EXTRACT
# Had the Cruze tinted yesterday... love it... pics



## cbr954 (Jun 12, 2011)

I had a hard time deciding what tint to put on the rear windows after talking to people and hearing how they can't see out the back at night. I knew I wanted something darker than 20% on the back seat passenger windows because thats about the factory tint on my wifs Edge and it isn't dark enough to keep the sun out of my sons eyes.

So after going back and forth in my mind I went with 38% on the front (the legal max in MO), 5% on the back seat side glass and 18% on the rear glass. 

I was concerned that it would be very obvious from the outside but it isn't at all. It blends and looks great. The fact that the rear side glass is 5% makes the rear glass look much darker than it is from outside but I still have great night time visability from the inside. 

I would highly recomend this set up for those that are concerned about gping to dark on the rear glass. I think it looks great.


----------



## WHITECO (Mar 31, 2011)

That looks pretty good....I wish it was legal to tint the front windows in my Province cause I would love to do it on this car.


----------



## CHEVYCRUZE RS (Mar 29, 2011)

looks very good!
Nice job!!!


----------



## justmike (Dec 6, 2010)

Very sharp looking that way. Any thoughts of taking the Cruze lettering off?


----------



## cbr954 (Jun 12, 2011)

justmike said:


> Very sharp looking that way. Any thoughts of taking the Cruze lettering off?


I keep going back and forth on the cruze lettering... I need to look at some pics.


----------



## 115 (Nov 12, 2010)

WHITECO said:


> That looks pretty good....I wish it was legal to tint the front windows in my Province cause I would love to do it on this car.


 Correct me if I'm wrong, but I believe most Provinces/States do not allow tinting the front window at all...


----------

SUPPLIED DATA
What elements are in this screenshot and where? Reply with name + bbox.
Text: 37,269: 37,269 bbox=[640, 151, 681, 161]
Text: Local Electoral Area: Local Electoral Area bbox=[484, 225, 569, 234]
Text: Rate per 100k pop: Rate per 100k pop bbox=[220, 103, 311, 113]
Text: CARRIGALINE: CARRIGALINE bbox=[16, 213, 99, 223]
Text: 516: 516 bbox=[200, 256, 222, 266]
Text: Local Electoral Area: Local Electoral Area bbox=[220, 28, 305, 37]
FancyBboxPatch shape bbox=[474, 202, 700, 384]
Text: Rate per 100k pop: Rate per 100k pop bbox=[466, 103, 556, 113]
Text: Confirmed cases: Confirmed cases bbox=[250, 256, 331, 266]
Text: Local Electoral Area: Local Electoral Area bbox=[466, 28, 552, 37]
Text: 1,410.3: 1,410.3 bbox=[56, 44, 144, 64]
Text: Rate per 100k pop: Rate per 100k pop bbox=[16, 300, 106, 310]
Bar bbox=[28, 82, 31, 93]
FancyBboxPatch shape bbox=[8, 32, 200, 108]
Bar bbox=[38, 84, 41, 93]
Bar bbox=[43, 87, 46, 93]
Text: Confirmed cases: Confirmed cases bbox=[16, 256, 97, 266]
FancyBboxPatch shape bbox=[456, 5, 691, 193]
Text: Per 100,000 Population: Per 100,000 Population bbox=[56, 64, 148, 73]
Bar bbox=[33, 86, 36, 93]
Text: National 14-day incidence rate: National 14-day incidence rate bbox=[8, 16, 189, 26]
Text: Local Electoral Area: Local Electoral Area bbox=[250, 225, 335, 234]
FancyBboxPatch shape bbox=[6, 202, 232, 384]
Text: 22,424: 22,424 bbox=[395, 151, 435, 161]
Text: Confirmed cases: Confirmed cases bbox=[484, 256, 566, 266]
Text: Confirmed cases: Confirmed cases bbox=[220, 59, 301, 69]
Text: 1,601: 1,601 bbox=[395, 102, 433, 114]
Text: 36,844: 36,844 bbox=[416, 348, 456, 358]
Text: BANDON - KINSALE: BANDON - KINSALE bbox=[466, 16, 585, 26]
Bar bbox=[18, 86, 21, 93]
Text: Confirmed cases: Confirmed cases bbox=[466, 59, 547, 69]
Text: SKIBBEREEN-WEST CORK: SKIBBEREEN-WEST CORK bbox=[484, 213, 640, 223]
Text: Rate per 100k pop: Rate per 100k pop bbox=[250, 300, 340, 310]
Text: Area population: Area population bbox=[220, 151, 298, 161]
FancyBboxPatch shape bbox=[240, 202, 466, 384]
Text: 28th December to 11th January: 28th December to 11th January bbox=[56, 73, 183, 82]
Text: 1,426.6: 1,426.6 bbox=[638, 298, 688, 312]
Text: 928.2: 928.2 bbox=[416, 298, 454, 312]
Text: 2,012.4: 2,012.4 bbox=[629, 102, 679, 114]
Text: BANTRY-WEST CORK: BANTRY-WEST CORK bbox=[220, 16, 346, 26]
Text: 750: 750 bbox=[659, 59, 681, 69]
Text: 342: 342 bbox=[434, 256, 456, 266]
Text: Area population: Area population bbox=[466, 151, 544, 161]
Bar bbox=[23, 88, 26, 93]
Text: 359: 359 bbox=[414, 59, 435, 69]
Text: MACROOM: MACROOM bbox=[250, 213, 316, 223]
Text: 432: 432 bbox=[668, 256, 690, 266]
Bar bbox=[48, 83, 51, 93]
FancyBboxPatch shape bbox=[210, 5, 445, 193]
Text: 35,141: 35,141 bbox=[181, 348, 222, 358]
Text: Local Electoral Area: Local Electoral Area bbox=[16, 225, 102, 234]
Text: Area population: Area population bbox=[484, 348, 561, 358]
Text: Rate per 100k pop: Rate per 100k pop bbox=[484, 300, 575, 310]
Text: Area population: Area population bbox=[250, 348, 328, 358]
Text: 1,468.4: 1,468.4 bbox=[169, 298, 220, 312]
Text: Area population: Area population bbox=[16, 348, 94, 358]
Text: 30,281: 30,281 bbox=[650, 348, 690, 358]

TO BE DONE
In the thread about tinting the Cruze, what tint percentage was put on the rear glass? The records have nothing to do with this.

ANSWER BELOW
18%